Prompt - Return the listing below in full, with every line exactly as it is.

Data entries for graphics -
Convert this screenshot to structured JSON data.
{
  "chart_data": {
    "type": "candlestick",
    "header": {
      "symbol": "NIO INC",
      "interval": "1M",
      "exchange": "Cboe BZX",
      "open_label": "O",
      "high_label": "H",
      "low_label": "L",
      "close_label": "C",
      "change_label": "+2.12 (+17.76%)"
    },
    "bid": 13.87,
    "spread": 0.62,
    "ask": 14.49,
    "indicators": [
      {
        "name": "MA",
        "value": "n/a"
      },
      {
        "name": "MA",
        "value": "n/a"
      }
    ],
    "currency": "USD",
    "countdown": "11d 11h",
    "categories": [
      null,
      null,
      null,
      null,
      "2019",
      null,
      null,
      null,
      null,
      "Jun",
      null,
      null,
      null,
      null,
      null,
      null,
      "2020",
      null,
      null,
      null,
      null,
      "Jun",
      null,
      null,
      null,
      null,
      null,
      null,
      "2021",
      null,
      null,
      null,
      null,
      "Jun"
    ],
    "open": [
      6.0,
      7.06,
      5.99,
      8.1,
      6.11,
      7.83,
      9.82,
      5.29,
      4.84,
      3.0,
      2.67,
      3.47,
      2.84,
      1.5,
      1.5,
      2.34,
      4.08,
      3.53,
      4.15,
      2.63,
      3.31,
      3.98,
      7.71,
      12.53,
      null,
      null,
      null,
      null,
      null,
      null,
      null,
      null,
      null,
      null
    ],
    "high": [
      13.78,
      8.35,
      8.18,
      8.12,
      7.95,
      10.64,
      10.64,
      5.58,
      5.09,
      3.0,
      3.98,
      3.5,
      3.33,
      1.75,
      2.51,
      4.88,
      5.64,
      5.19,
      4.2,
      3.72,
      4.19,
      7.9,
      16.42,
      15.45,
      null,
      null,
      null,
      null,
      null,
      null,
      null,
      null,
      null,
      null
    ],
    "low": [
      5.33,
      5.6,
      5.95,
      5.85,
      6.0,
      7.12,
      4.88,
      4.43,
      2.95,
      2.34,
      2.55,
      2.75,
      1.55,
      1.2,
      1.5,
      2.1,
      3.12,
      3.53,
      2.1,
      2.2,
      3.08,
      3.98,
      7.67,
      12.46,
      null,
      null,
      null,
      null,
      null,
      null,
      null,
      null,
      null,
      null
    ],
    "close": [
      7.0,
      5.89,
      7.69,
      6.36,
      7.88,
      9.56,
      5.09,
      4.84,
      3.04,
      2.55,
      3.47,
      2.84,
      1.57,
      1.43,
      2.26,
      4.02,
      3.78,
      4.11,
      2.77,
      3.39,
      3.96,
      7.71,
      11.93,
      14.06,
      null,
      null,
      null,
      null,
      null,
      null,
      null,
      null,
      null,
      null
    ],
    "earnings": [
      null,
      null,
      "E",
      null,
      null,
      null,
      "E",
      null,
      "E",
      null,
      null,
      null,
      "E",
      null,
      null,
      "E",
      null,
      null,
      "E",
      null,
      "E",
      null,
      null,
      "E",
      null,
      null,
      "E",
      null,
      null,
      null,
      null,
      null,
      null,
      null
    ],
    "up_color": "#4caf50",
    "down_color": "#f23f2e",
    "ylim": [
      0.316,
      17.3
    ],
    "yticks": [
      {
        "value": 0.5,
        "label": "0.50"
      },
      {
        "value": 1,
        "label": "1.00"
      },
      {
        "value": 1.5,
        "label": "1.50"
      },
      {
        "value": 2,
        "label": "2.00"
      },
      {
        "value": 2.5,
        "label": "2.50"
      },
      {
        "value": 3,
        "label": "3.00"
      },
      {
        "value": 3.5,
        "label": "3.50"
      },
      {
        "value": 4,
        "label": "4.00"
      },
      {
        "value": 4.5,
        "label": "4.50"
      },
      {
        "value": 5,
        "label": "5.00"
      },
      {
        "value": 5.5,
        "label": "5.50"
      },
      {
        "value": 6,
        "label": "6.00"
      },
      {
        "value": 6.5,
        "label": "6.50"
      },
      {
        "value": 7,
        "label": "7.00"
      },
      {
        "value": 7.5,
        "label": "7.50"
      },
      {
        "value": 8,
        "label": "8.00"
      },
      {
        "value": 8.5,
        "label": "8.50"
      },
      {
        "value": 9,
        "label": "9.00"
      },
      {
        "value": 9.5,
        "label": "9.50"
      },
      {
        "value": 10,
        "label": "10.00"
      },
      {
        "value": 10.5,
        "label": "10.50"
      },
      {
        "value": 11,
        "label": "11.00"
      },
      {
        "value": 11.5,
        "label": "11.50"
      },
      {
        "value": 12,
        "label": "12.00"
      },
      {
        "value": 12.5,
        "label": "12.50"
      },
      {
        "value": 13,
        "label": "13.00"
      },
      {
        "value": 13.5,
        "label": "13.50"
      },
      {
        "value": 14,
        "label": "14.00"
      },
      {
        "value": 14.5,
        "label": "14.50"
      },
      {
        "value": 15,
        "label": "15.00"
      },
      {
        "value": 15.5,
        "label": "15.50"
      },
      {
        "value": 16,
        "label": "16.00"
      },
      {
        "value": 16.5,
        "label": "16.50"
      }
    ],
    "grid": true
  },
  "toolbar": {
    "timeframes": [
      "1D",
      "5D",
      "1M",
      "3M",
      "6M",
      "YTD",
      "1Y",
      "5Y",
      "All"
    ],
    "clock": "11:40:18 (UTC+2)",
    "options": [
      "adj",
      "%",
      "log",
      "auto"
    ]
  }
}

Exercise response -
Convert this screenshot to structured JSON data.
{
  "chart_data": {
    "type": "candlestick",
    "header": {
      "symbol": "NIO INC",
      "interval": "1M",
      "exchange": "Cboe BZX",
      "open_label": "O",
      "high_label": "H",
      "low_label": "L",
      "close_label": "C",
      "change_label": "+2.12 (+17.76%)"
    },
    "bid": 13.87,
    "spread": 0.62,
    "ask": 14.49,
    "indicators": [
      {
        "name": "MA",
        "value": "n/a"
      },
      {
        "name": "MA",
        "value": "n/a"
      }
    ],
    "currency": "USD",
    "countdown": "11d 11h",
    "categories": [
      null,
      null,
      null,
      null,
      "2019",
      null,
      null,
      null,
      null,
      "Jun",
      null,
      null,
      null,
      null,
      null,
      null,
      "2020",
      null,
      null,
      null,
      null,
      "Jun",
      null,
      null,
      null,
      null,
      null,
      null,
      "2021",
      null,
      null,
      null,
      null,
      "Jun"
    ],
    "open": [
      6.0,
      7.06,
      5.99,
      8.1,
      6.11,
      7.83,
      9.82,
      5.29,
      4.84,
      3.0,
      2.67,
      3.47,
      2.84,
      1.5,
      1.5,
      2.34,
      4.08,
      3.53,
      4.15,
      2.63,
      3.31,
      3.98,
      7.71,
      12.53,
      null,
      null,
      null,
      null,
      null,
      null,
      null,
      null,
      null,
      null
    ],
    "high": [
      13.78,
      8.35,
      8.18,
      8.12,
      7.95,
      10.64,
      10.64,
      5.58,
      5.09,
      3.0,
      3.98,
      3.5,
      3.33,
      1.75,
      2.51,
      4.88,
      5.64,
      5.19,
      4.2,
      3.72,
      4.19,
      7.9,
      16.42,
      15.45,
      null,
      null,
      null,
      null,
      null,
      null,
      null,
      null,
      null,
      null
    ],
    "low": [
      5.33,
      5.6,
      5.95,
      5.85,
      6.0,
      7.12,
      4.88,
      4.43,
      2.95,
      2.34,
      2.55,
      2.75,
      1.55,
      1.2,
      1.5,
      2.1,
      3.12,
      3.53,
      2.1,
      2.2,
      3.08,
      3.98,
      7.67,
      12.46,
      null,
      null,
      null,
      null,
      null,
      null,
      null,
      null,
      null,
      null
    ],
    "close": [
      7.0,
      5.89,
      7.69,
      6.36,
      7.88,
      9.56,
      5.09,
      4.84,
      3.04,
      2.55,
      3.47,
      2.84,
      1.57,
      1.43,
      2.26,
      4.02,
      3.78,
      4.11,
      2.77,
      3.39,
      3.96,
      7.71,
      11.93,
      14.06,
      null,
      null,
      null,
      null,
      null,
      null,
      null,
      null,
      null,
      null
    ],
    "earnings": [
      null,
      null,
      "E",
      null,
      null,
      null,
      "E",
      null,
      "E",
      null,
      null,
      null,
      "E",
      null,
      null,
      "E",
      null,
      null,
      "E",
      null,
      "E",
      null,
      null,
      "E",
      null,
      null,
      "E",
      null,
      null,
      null,
      null,
      null,
      null,
      null
    ],
    "up_color": "#4caf50",
    "down_color": "#f23f2e",
    "ylim": [
      0.316,
      17.3
    ],
    "yticks": [
      {
        "value": 0.5,
        "label": "0.50"
      },
      {
        "value": 1,
        "label": "1.00"
      },
      {
        "value": 1.5,
        "label": "1.50"
      },
      {
        "value": 2,
        "label": "2.00"
      },
      {
        "value": 2.5,
        "label": "2.50"
      },
      {
        "value": 3,
        "label": "3.00"
      },
      {
        "value": 3.5,
        "label": "3.50"
      },
      {
        "value": 4,
        "label": "4.00"
      },
      {
        "value": 4.5,
        "label": "4.50"
      },
      {
        "value": 5,
        "label": "5.00"
      },
      {
        "value": 5.5,
        "label": "5.50"
      },
      {
        "value": 6,
        "label": "6.00"
      },
      {
        "value": 6.5,
        "label": "6.50"
      },
      {
        "value": 7,
        "label": "7.00"
      },
      {
        "value": 7.5,
        "label": "7.50"
      },
      {
        "value": 8,
        "label": "8.00"
      },
      {
        "value": 8.5,
        "label": "8.50"
      },
      {
        "value": 9,
        "label": "9.00"
      },
      {
        "value": 9.5,
        "label": "9.50"
      },
      {
        "value": 10,
        "label": "10.00"
      },
      {
        "value": 10.5,
        "label": "10.50"
      },
      {
        "value": 11,
        "label": "11.00"
      },
      {
        "value": 11.5,
        "label": "11.50"
      },
      {
        "value": 12,
        "label": "12.00"
      },
      {
        "value": 12.5,
        "label": "12.50"
      },
      {
        "value": 13,
        "label": "13.00"
      },
      {
        "value": 13.5,
        "label": "13.50"
      },
      {
        "value": 14,
        "label": "14.00"
      },
      {
        "value": 14.5,
        "label": "14.50"
      },
      {
        "value": 15,
        "label": "15.00"
      },
      {
        "value": 15.5,
        "label": "15.50"
      },
      {
        "value": 16,
        "label": "16.00"
      },
      {
        "value": 16.5,
        "label": "16.50"
      }
    ],
    "grid": true
  },
  "toolbar": {
    "timeframes": [
      "1D",
      "5D",
      "1M",
      "3M",
      "6M",
      "YTD",
      "1Y",
      "5Y",
      "All"
    ],
    "clock": "11:40:18 (UTC+2)",
    "options": [
      "adj",
      "%",
      "log",
      "auto"
    ]
  }
}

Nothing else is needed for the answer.